━━━ LISTED ENTRIES ━━━

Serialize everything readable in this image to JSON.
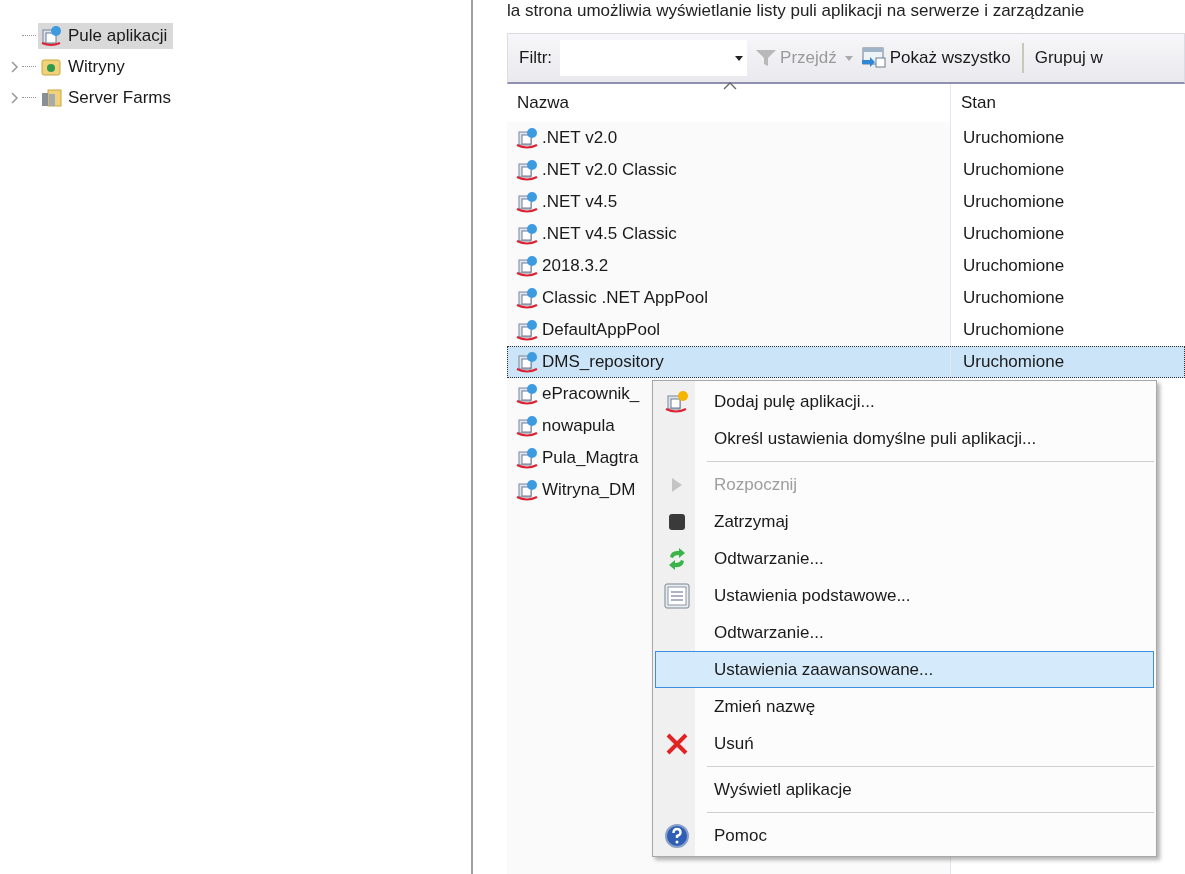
{
  "tree": [
    {
      "label": "Pule aplikacji",
      "expandable": false,
      "selected": true
    },
    {
      "label": "Witryny",
      "expandable": true,
      "selected": false
    },
    {
      "label": "Server Farms",
      "expandable": true,
      "selected": false
    }
  ],
  "description": "la strona umożliwia wyświetlanie listy puli aplikacji na serwerze i zarządzanie",
  "toolbar": {
    "filter_label": "Filtr:",
    "go": {
      "label": "Przejdź",
      "disabled": true
    },
    "show_all": "Pokaż wszystko",
    "group_by": "Grupuj w"
  },
  "table": {
    "columns": [
      "Nazwa",
      "Stan"
    ],
    "rows": [
      {
        "name": ".NET v2.0",
        "state": "Uruchomione",
        "selected": false
      },
      {
        "name": ".NET v2.0 Classic",
        "state": "Uruchomione",
        "selected": false
      },
      {
        "name": ".NET v4.5",
        "state": "Uruchomione",
        "selected": false
      },
      {
        "name": ".NET v4.5 Classic",
        "state": "Uruchomione",
        "selected": false
      },
      {
        "name": "2018.3.2",
        "state": "Uruchomione",
        "selected": false
      },
      {
        "name": "Classic .NET AppPool",
        "state": "Uruchomione",
        "selected": false
      },
      {
        "name": "DefaultAppPool",
        "state": "Uruchomione",
        "selected": false
      },
      {
        "name": "DMS_repository",
        "state": "Uruchomione",
        "selected": true
      },
      {
        "name": "ePracownik_",
        "selected": false
      },
      {
        "name": "nowapula",
        "selected": false
      },
      {
        "name": "Pula_Magtra",
        "selected": false
      },
      {
        "name": "Witryna_DM",
        "selected": false
      }
    ]
  },
  "context_menu": [
    {
      "kind": "item",
      "label": "Dodaj pulę aplikacji...",
      "disabled": false,
      "selected": false
    },
    {
      "kind": "item",
      "label": "Określ ustawienia domyślne puli aplikacji...",
      "disabled": false,
      "selected": false
    },
    {
      "kind": "separator"
    },
    {
      "kind": "item",
      "label": "Rozpocznij",
      "disabled": true,
      "selected": false
    },
    {
      "kind": "item",
      "label": "Zatrzymaj",
      "disabled": false,
      "selected": false
    },
    {
      "kind": "item",
      "label": "Odtwarzanie...",
      "disabled": false,
      "selected": false
    },
    {
      "kind": "item",
      "label": "Ustawienia podstawowe...",
      "disabled": false,
      "selected": false
    },
    {
      "kind": "item",
      "label": "Odtwarzanie...",
      "disabled": false,
      "selected": false
    },
    {
      "kind": "item",
      "label": "Ustawienia zaawansowane...",
      "disabled": false,
      "selected": true
    },
    {
      "kind": "item",
      "label": "Zmień nazwę",
      "disabled": false,
      "selected": false
    },
    {
      "kind": "item",
      "label": "Usuń",
      "disabled": false,
      "selected": false
    },
    {
      "kind": "separator"
    },
    {
      "kind": "item",
      "label": "Wyświetl aplikacje",
      "disabled": false,
      "selected": false
    },
    {
      "kind": "separator"
    },
    {
      "kind": "item",
      "label": "Pomoc",
      "disabled": false,
      "selected": false
    }
  ]
}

━━━

Repeat the listing in full and exactly. Do not include any images.

Serialize everything readable in this image to JSON.
{
  "tree": [
    {
      "label": "Pule aplikacji",
      "expandable": false,
      "selected": true
    },
    {
      "label": "Witryny",
      "expandable": true,
      "selected": false
    },
    {
      "label": "Server Farms",
      "expandable": true,
      "selected": false
    }
  ],
  "description": "la strona umożliwia wyświetlanie listy puli aplikacji na serwerze i zarządzanie",
  "toolbar": {
    "filter_label": "Filtr:",
    "go": {
      "label": "Przejdź",
      "disabled": true
    },
    "show_all": "Pokaż wszystko",
    "group_by": "Grupuj w"
  },
  "table": {
    "columns": [
      "Nazwa",
      "Stan"
    ],
    "rows": [
      {
        "name": ".NET v2.0",
        "state": "Uruchomione",
        "selected": false
      },
      {
        "name": ".NET v2.0 Classic",
        "state": "Uruchomione",
        "selected": false
      },
      {
        "name": ".NET v4.5",
        "state": "Uruchomione",
        "selected": false
      },
      {
        "name": ".NET v4.5 Classic",
        "state": "Uruchomione",
        "selected": false
      },
      {
        "name": "2018.3.2",
        "state": "Uruchomione",
        "selected": false
      },
      {
        "name": "Classic .NET AppPool",
        "state": "Uruchomione",
        "selected": false
      },
      {
        "name": "DefaultAppPool",
        "state": "Uruchomione",
        "selected": false
      },
      {
        "name": "DMS_repository",
        "state": "Uruchomione",
        "selected": true
      },
      {
        "name": "ePracownik_",
        "selected": false
      },
      {
        "name": "nowapula",
        "selected": false
      },
      {
        "name": "Pula_Magtra",
        "selected": false
      },
      {
        "name": "Witryna_DM",
        "selected": false
      }
    ]
  },
  "context_menu": [
    {
      "kind": "item",
      "label": "Dodaj pulę aplikacji...",
      "disabled": false,
      "selected": false
    },
    {
      "kind": "item",
      "label": "Określ ustawienia domyślne puli aplikacji...",
      "disabled": false,
      "selected": false
    },
    {
      "kind": "separator"
    },
    {
      "kind": "item",
      "label": "Rozpocznij",
      "disabled": true,
      "selected": false
    },
    {
      "kind": "item",
      "label": "Zatrzymaj",
      "disabled": false,
      "selected": false
    },
    {
      "kind": "item",
      "label": "Odtwarzanie...",
      "disabled": false,
      "selected": false
    },
    {
      "kind": "item",
      "label": "Ustawienia podstawowe...",
      "disabled": false,
      "selected": false
    },
    {
      "kind": "item",
      "label": "Odtwarzanie...",
      "disabled": false,
      "selected": false
    },
    {
      "kind": "item",
      "label": "Ustawienia zaawansowane...",
      "disabled": false,
      "selected": true
    },
    {
      "kind": "item",
      "label": "Zmień nazwę",
      "disabled": false,
      "selected": false
    },
    {
      "kind": "item",
      "label": "Usuń",
      "disabled": false,
      "selected": false
    },
    {
      "kind": "separator"
    },
    {
      "kind": "item",
      "label": "Wyświetl aplikacje",
      "disabled": false,
      "selected": false
    },
    {
      "kind": "separator"
    },
    {
      "kind": "item",
      "label": "Pomoc",
      "disabled": false,
      "selected": false
    }
  ]
}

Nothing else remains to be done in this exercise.